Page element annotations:

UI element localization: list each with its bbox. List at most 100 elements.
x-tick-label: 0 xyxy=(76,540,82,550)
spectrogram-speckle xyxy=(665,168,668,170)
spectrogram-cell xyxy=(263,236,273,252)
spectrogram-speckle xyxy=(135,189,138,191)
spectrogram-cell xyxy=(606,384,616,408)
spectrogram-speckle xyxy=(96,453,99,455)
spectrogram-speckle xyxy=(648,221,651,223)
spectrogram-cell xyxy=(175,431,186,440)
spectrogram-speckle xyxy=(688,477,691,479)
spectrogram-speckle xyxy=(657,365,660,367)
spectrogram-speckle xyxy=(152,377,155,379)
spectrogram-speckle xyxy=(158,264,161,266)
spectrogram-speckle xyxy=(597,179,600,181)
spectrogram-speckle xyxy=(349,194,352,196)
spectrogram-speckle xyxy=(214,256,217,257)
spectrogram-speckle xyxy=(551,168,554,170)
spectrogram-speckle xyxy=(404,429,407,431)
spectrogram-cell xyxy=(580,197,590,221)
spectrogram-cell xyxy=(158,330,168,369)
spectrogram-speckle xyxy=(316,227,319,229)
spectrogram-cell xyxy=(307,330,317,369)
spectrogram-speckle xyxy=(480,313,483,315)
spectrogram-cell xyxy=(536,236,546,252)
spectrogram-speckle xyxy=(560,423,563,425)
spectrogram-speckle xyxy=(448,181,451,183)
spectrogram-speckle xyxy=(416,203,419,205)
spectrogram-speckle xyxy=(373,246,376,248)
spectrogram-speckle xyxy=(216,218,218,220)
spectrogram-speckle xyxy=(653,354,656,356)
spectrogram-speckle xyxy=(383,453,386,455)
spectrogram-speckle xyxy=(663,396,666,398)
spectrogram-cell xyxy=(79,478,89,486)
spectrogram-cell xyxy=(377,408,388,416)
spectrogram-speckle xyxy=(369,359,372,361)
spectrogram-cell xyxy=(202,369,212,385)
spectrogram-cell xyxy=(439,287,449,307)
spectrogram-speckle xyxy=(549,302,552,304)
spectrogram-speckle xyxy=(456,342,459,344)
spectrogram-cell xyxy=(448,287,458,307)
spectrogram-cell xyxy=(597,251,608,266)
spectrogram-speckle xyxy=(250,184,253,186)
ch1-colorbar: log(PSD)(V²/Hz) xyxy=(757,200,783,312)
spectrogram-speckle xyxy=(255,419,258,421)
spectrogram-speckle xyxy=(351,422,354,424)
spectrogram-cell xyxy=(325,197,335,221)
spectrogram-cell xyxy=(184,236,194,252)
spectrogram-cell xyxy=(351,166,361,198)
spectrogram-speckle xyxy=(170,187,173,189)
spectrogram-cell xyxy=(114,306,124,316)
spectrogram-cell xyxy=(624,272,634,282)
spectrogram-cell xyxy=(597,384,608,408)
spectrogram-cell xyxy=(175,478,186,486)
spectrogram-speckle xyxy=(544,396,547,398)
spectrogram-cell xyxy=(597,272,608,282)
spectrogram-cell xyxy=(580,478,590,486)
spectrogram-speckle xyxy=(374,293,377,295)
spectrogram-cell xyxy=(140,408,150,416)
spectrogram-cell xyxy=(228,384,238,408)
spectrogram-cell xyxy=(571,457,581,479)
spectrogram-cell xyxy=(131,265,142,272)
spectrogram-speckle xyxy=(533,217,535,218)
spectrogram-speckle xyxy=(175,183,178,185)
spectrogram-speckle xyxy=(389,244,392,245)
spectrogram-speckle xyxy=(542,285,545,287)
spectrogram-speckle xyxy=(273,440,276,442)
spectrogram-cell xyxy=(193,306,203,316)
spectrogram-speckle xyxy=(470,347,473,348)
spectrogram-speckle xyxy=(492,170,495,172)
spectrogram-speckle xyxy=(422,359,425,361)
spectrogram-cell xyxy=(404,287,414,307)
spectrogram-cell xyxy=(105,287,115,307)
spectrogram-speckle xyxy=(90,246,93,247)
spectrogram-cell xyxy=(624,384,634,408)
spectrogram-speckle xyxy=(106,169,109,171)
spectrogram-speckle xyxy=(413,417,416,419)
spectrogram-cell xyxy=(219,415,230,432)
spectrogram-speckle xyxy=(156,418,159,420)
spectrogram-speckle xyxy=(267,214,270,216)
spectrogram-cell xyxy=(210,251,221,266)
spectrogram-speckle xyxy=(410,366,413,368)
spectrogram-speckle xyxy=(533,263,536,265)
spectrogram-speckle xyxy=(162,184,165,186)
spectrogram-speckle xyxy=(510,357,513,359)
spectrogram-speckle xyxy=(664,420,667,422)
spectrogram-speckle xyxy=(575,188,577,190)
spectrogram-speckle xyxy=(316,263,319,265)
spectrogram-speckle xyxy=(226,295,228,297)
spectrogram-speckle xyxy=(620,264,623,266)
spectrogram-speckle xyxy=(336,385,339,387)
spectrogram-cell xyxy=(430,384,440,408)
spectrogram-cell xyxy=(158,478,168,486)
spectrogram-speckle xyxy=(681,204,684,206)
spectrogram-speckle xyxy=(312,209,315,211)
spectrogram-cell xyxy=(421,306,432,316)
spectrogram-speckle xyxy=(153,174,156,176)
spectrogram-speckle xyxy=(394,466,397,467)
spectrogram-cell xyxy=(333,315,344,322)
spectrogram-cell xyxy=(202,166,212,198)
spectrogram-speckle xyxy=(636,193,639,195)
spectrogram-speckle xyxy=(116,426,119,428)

• _Short task_:
Return all of the rows above without changing a single character.

• _Solution for this problem_:
UI element localization: list each with its bbox. List at most 100 elements.
x-tick-label: 0 xyxy=(76,540,82,550)
spectrogram-speckle xyxy=(665,168,668,170)
spectrogram-cell xyxy=(263,236,273,252)
spectrogram-speckle xyxy=(135,189,138,191)
spectrogram-cell xyxy=(606,384,616,408)
spectrogram-speckle xyxy=(96,453,99,455)
spectrogram-speckle xyxy=(648,221,651,223)
spectrogram-cell xyxy=(175,431,186,440)
spectrogram-speckle xyxy=(688,477,691,479)
spectrogram-speckle xyxy=(657,365,660,367)
spectrogram-speckle xyxy=(152,377,155,379)
spectrogram-speckle xyxy=(158,264,161,266)
spectrogram-speckle xyxy=(597,179,600,181)
spectrogram-speckle xyxy=(349,194,352,196)
spectrogram-speckle xyxy=(214,256,217,257)
spectrogram-speckle xyxy=(551,168,554,170)
spectrogram-speckle xyxy=(404,429,407,431)
spectrogram-cell xyxy=(580,197,590,221)
spectrogram-cell xyxy=(158,330,168,369)
spectrogram-speckle xyxy=(316,227,319,229)
spectrogram-cell xyxy=(307,330,317,369)
spectrogram-speckle xyxy=(480,313,483,315)
spectrogram-cell xyxy=(536,236,546,252)
spectrogram-speckle xyxy=(560,423,563,425)
spectrogram-speckle xyxy=(448,181,451,183)
spectrogram-speckle xyxy=(416,203,419,205)
spectrogram-speckle xyxy=(373,246,376,248)
spectrogram-speckle xyxy=(216,218,218,220)
spectrogram-speckle xyxy=(653,354,656,356)
spectrogram-speckle xyxy=(383,453,386,455)
spectrogram-speckle xyxy=(663,396,666,398)
spectrogram-cell xyxy=(79,478,89,486)
spectrogram-cell xyxy=(377,408,388,416)
spectrogram-speckle xyxy=(369,359,372,361)
spectrogram-cell xyxy=(202,369,212,385)
spectrogram-cell xyxy=(439,287,449,307)
spectrogram-speckle xyxy=(549,302,552,304)
spectrogram-speckle xyxy=(456,342,459,344)
spectrogram-cell xyxy=(448,287,458,307)
spectrogram-cell xyxy=(597,251,608,266)
spectrogram-speckle xyxy=(250,184,253,186)
ch1-colorbar: log(PSD)(V²/Hz) xyxy=(757,200,783,312)
spectrogram-speckle xyxy=(255,419,258,421)
spectrogram-speckle xyxy=(351,422,354,424)
spectrogram-cell xyxy=(325,197,335,221)
spectrogram-cell xyxy=(184,236,194,252)
spectrogram-cell xyxy=(351,166,361,198)
spectrogram-speckle xyxy=(170,187,173,189)
spectrogram-cell xyxy=(114,306,124,316)
spectrogram-cell xyxy=(624,272,634,282)
spectrogram-cell xyxy=(597,384,608,408)
spectrogram-cell xyxy=(175,478,186,486)
spectrogram-speckle xyxy=(544,396,547,398)
spectrogram-cell xyxy=(597,272,608,282)
spectrogram-cell xyxy=(580,478,590,486)
spectrogram-speckle xyxy=(374,293,377,295)
spectrogram-cell xyxy=(140,408,150,416)
spectrogram-cell xyxy=(228,384,238,408)
spectrogram-cell xyxy=(571,457,581,479)
spectrogram-cell xyxy=(131,265,142,272)
spectrogram-speckle xyxy=(533,217,535,218)
spectrogram-speckle xyxy=(175,183,178,185)
spectrogram-speckle xyxy=(389,244,392,245)
spectrogram-speckle xyxy=(542,285,545,287)
spectrogram-speckle xyxy=(273,440,276,442)
spectrogram-cell xyxy=(193,306,203,316)
spectrogram-speckle xyxy=(470,347,473,348)
spectrogram-speckle xyxy=(492,170,495,172)
spectrogram-speckle xyxy=(422,359,425,361)
spectrogram-cell xyxy=(404,287,414,307)
spectrogram-cell xyxy=(105,287,115,307)
spectrogram-speckle xyxy=(90,246,93,247)
spectrogram-cell xyxy=(624,384,634,408)
spectrogram-speckle xyxy=(106,169,109,171)
spectrogram-speckle xyxy=(413,417,416,419)
spectrogram-cell xyxy=(219,415,230,432)
spectrogram-speckle xyxy=(156,418,159,420)
spectrogram-speckle xyxy=(267,214,270,216)
spectrogram-cell xyxy=(210,251,221,266)
spectrogram-speckle xyxy=(410,366,413,368)
spectrogram-speckle xyxy=(533,263,536,265)
spectrogram-speckle xyxy=(162,184,165,186)
spectrogram-speckle xyxy=(510,357,513,359)
spectrogram-speckle xyxy=(664,420,667,422)
spectrogram-speckle xyxy=(575,188,577,190)
spectrogram-speckle xyxy=(316,263,319,265)
spectrogram-speckle xyxy=(226,295,228,297)
spectrogram-speckle xyxy=(620,264,623,266)
spectrogram-speckle xyxy=(336,385,339,387)
spectrogram-cell xyxy=(430,384,440,408)
spectrogram-cell xyxy=(158,478,168,486)
spectrogram-speckle xyxy=(681,204,684,206)
spectrogram-speckle xyxy=(312,209,315,211)
spectrogram-cell xyxy=(421,306,432,316)
spectrogram-speckle xyxy=(153,174,156,176)
spectrogram-speckle xyxy=(394,466,397,467)
spectrogram-cell xyxy=(333,315,344,322)
spectrogram-cell xyxy=(202,166,212,198)
spectrogram-speckle xyxy=(636,193,639,195)
spectrogram-speckle xyxy=(116,426,119,428)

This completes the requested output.